→ Written problem: Return every record exactly as written.

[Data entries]
•••••

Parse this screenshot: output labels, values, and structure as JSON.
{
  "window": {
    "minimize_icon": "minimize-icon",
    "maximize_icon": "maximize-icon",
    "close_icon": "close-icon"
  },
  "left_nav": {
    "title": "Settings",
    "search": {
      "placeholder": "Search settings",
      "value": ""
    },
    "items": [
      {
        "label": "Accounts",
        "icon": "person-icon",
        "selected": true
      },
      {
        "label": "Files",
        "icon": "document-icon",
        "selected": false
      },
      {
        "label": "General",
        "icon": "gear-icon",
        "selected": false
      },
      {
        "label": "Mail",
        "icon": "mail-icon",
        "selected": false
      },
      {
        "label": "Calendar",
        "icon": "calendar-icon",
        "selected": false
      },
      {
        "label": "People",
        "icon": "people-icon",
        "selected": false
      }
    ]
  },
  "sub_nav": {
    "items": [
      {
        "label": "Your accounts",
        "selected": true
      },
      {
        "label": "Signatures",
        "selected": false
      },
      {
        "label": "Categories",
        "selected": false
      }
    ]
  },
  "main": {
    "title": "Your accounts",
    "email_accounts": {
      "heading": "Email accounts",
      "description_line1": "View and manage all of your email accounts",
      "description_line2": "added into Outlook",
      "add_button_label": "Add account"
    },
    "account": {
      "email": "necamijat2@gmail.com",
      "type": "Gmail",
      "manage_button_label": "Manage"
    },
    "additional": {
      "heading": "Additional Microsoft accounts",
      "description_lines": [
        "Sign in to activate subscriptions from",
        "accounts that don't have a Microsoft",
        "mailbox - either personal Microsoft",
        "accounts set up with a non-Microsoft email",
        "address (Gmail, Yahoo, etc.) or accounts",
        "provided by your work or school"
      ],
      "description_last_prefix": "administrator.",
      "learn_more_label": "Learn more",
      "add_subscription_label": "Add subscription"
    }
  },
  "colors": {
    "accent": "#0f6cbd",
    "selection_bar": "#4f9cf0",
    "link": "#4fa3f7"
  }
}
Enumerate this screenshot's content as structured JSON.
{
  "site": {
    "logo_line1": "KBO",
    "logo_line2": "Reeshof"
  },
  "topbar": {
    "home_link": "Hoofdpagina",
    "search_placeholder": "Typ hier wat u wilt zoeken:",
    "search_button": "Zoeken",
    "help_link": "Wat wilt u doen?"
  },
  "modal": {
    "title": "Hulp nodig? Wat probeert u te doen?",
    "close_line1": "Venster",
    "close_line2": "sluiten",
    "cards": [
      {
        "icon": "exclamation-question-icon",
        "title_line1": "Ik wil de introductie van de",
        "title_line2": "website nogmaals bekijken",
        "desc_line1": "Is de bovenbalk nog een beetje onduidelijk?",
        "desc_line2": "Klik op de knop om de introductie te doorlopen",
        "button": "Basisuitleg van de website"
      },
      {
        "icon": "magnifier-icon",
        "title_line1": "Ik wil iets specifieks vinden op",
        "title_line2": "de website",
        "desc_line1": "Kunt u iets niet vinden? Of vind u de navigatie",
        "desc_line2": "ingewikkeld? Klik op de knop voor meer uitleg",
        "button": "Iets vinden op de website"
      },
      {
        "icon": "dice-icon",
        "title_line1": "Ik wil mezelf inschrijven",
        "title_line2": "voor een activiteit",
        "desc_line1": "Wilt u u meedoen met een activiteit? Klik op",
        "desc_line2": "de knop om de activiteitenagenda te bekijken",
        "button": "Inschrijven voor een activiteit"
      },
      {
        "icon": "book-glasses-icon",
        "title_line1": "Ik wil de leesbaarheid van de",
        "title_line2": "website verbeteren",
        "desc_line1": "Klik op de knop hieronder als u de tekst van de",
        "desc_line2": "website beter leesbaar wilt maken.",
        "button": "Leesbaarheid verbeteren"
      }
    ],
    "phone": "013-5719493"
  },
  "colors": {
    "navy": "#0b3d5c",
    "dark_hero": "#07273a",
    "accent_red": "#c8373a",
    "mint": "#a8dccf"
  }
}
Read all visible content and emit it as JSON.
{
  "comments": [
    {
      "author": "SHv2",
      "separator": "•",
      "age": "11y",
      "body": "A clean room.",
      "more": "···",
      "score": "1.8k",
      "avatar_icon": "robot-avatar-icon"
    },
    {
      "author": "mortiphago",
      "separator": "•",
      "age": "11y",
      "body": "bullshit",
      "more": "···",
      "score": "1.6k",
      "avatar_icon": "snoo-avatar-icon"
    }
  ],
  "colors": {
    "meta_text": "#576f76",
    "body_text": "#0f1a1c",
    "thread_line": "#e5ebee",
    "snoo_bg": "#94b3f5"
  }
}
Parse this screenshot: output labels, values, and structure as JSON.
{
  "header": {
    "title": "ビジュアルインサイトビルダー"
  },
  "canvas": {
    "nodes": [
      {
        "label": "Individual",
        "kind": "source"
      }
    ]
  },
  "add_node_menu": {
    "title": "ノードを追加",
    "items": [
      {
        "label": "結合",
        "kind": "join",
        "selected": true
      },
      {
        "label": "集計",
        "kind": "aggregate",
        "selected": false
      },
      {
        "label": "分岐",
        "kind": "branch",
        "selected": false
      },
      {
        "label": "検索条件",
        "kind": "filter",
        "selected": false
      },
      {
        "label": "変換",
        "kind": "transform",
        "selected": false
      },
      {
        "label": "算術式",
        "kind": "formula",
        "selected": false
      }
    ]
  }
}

•••••

→ Exercise answer:
Parse this screenshot: output labels, values, and structure as JSON.
{
  "window": {
    "minimize_icon": "minimize-icon",
    "maximize_icon": "maximize-icon",
    "close_icon": "close-icon"
  },
  "left_nav": {
    "title": "Settings",
    "search": {
      "placeholder": "Search settings",
      "value": ""
    },
    "items": [
      {
        "label": "Accounts",
        "icon": "person-icon",
        "selected": true
      },
      {
        "label": "Files",
        "icon": "document-icon",
        "selected": false
      },
      {
        "label": "General",
        "icon": "gear-icon",
        "selected": false
      },
      {
        "label": "Mail",
        "icon": "mail-icon",
        "selected": false
      },
      {
        "label": "Calendar",
        "icon": "calendar-icon",
        "selected": false
      },
      {
        "label": "People",
        "icon": "people-icon",
        "selected": false
      }
    ]
  },
  "sub_nav": {
    "items": [
      {
        "label": "Your accounts",
        "selected": true
      },
      {
        "label": "Signatures",
        "selected": false
      },
      {
        "label": "Categories",
        "selected": false
      }
    ]
  },
  "main": {
    "title": "Your accounts",
    "email_accounts": {
      "heading": "Email accounts",
      "description_line1": "View and manage all of your email accounts",
      "description_line2": "added into Outlook",
      "add_button_label": "Add account"
    },
    "account": {
      "email": "necamijat2@gmail.com",
      "type": "Gmail",
      "manage_button_label": "Manage"
    },
    "additional": {
      "heading": "Additional Microsoft accounts",
      "description_lines": [
        "Sign in to activate subscriptions from",
        "accounts that don't have a Microsoft",
        "mailbox - either personal Microsoft",
        "accounts set up with a non-Microsoft email",
        "address (Gmail, Yahoo, etc.) or accounts",
        "provided by your work or school"
      ],
      "description_last_prefix": "administrator.",
      "learn_more_label": "Learn more",
      "add_subscription_label": "Add subscription"
    }
  },
  "colors": {
    "accent": "#0f6cbd",
    "selection_bar": "#4f9cf0",
    "link": "#4fa3f7"
  }
}
Enumerate this screenshot's content as structured JSON.
{
  "site": {
    "logo_line1": "KBO",
    "logo_line2": "Reeshof"
  },
  "topbar": {
    "home_link": "Hoofdpagina",
    "search_placeholder": "Typ hier wat u wilt zoeken:",
    "search_button": "Zoeken",
    "help_link": "Wat wilt u doen?"
  },
  "modal": {
    "title": "Hulp nodig? Wat probeert u te doen?",
    "close_line1": "Venster",
    "close_line2": "sluiten",
    "cards": [
      {
        "icon": "exclamation-question-icon",
        "title_line1": "Ik wil de introductie van de",
        "title_line2": "website nogmaals bekijken",
        "desc_line1": "Is de bovenbalk nog een beetje onduidelijk?",
        "desc_line2": "Klik op de knop om de introductie te doorlopen",
        "button": "Basisuitleg van de website"
      },
      {
        "icon": "magnifier-icon",
        "title_line1": "Ik wil iets specifieks vinden op",
        "title_line2": "de website",
        "desc_line1": "Kunt u iets niet vinden? Of vind u de navigatie",
        "desc_line2": "ingewikkeld? Klik op de knop voor meer uitleg",
        "button": "Iets vinden op de website"
      },
      {
        "icon": "dice-icon",
        "title_line1": "Ik wil mezelf inschrijven",
        "title_line2": "voor een activiteit",
        "desc_line1": "Wilt u u meedoen met een activiteit? Klik op",
        "desc_line2": "de knop om de activiteitenagenda te bekijken",
        "button": "Inschrijven voor een activiteit"
      },
      {
        "icon": "book-glasses-icon",
        "title_line1": "Ik wil de leesbaarheid van de",
        "title_line2": "website verbeteren",
        "desc_line1": "Klik op de knop hieronder als u de tekst van de",
        "desc_line2": "website beter leesbaar wilt maken.",
        "button": "Leesbaarheid verbeteren"
      }
    ],
    "phone": "013-5719493"
  },
  "colors": {
    "navy": "#0b3d5c",
    "dark_hero": "#07273a",
    "accent_red": "#c8373a",
    "mint": "#a8dccf"
  }
}
Read all visible content and emit it as JSON.
{
  "comments": [
    {
      "author": "SHv2",
      "separator": "•",
      "age": "11y",
      "body": "A clean room.",
      "more": "···",
      "score": "1.8k",
      "avatar_icon": "robot-avatar-icon"
    },
    {
      "author": "mortiphago",
      "separator": "•",
      "age": "11y",
      "body": "bullshit",
      "more": "···",
      "score": "1.6k",
      "avatar_icon": "snoo-avatar-icon"
    }
  ],
  "colors": {
    "meta_text": "#576f76",
    "body_text": "#0f1a1c",
    "thread_line": "#e5ebee",
    "snoo_bg": "#94b3f5"
  }
}
Parse this screenshot: output labels, values, and structure as JSON.
{
  "header": {
    "title": "ビジュアルインサイトビルダー"
  },
  "canvas": {
    "nodes": [
      {
        "label": "Individual",
        "kind": "source"
      }
    ]
  },
  "add_node_menu": {
    "title": "ノードを追加",
    "items": [
      {
        "label": "結合",
        "kind": "join",
        "selected": true
      },
      {
        "label": "集計",
        "kind": "aggregate",
        "selected": false
      },
      {
        "label": "分岐",
        "kind": "branch",
        "selected": false
      },
      {
        "label": "検索条件",
        "kind": "filter",
        "selected": false
      },
      {
        "label": "変換",
        "kind": "transform",
        "selected": false
      },
      {
        "label": "算術式",
        "kind": "formula",
        "selected": false
      }
    ]
  }
}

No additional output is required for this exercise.